### Written exercise
Copy out each line in the material below that has the word "existing".

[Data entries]
---

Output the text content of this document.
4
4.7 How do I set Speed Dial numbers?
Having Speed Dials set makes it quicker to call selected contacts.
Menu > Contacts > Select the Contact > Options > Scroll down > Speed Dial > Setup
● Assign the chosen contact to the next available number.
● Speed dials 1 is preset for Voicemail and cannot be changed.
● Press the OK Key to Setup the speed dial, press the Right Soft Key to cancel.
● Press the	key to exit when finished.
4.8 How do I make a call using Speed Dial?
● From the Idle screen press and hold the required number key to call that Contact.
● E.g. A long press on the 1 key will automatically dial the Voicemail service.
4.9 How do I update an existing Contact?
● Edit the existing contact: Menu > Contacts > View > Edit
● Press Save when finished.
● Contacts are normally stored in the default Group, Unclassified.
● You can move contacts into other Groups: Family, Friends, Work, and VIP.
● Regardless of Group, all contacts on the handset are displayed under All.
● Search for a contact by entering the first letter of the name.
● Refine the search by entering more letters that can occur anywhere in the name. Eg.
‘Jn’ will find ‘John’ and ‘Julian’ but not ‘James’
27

---

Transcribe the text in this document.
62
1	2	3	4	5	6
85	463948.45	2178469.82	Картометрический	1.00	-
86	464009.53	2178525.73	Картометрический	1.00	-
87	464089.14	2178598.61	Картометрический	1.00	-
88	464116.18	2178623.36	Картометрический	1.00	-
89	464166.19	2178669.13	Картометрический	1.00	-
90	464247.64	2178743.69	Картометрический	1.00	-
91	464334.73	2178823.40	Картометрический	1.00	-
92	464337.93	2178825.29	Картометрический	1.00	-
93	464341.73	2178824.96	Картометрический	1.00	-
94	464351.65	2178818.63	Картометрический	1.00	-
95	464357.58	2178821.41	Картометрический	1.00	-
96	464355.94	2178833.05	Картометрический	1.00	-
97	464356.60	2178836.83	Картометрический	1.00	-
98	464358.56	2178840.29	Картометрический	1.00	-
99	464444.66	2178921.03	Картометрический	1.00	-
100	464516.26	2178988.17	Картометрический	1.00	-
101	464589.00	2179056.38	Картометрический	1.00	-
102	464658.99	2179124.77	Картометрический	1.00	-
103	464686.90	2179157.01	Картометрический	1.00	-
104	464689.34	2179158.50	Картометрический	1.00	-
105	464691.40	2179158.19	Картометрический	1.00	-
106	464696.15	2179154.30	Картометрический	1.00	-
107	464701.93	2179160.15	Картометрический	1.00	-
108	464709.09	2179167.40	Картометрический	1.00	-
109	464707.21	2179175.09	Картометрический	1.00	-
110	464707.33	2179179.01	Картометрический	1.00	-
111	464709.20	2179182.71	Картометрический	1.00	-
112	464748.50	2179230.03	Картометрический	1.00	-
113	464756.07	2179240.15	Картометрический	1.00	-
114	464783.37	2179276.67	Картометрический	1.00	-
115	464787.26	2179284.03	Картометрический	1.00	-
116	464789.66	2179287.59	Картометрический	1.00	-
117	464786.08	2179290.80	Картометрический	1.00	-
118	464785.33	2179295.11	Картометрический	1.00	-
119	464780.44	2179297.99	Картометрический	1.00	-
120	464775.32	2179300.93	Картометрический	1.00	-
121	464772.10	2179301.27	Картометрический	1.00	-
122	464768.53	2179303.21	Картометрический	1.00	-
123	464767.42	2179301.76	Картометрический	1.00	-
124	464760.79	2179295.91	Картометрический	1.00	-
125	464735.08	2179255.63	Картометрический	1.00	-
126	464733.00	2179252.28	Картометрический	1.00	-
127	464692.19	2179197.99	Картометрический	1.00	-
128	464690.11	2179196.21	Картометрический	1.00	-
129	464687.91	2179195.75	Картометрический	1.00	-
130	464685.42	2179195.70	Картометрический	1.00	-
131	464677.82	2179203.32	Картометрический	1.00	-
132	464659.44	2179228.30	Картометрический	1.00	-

---

### Solution for this exercise
4.9 How do I update an existing Contact?
● Edit the existing contact: Menu > Contacts > View > Edit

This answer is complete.